Stated exercise: Search the data for the word "diplo". Reproduce every line where it is found.

Records for this exercise:

□ □ □

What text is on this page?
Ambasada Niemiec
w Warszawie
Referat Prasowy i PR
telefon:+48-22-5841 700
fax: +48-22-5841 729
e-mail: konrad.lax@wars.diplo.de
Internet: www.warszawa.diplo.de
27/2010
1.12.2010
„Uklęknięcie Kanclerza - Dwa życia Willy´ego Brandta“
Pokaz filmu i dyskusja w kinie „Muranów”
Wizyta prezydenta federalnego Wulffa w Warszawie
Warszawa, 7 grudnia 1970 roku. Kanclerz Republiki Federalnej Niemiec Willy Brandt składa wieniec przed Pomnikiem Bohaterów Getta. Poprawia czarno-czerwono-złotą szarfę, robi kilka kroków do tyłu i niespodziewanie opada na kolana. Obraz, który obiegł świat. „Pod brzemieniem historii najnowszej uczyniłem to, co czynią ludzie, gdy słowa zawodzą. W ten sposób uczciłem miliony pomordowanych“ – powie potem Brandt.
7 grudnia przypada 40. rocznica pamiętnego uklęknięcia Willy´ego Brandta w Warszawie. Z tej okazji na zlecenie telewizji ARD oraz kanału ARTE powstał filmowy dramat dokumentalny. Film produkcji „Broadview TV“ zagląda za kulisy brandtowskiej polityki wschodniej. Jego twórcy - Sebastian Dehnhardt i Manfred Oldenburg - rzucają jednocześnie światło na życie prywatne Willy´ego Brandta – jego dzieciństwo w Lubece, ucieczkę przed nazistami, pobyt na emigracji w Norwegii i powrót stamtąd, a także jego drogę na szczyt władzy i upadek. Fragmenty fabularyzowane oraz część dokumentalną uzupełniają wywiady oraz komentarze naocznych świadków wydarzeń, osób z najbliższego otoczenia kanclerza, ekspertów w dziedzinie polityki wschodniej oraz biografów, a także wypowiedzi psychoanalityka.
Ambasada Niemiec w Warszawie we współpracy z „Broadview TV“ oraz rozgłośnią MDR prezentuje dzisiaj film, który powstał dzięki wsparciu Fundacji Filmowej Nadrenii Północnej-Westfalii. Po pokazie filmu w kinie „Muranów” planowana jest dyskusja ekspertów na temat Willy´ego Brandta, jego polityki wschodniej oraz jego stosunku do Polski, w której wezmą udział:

□ □ □

Result:
e-mail: konrad.lax@wars.diplo.de
Internet: www.warszawa.diplo.de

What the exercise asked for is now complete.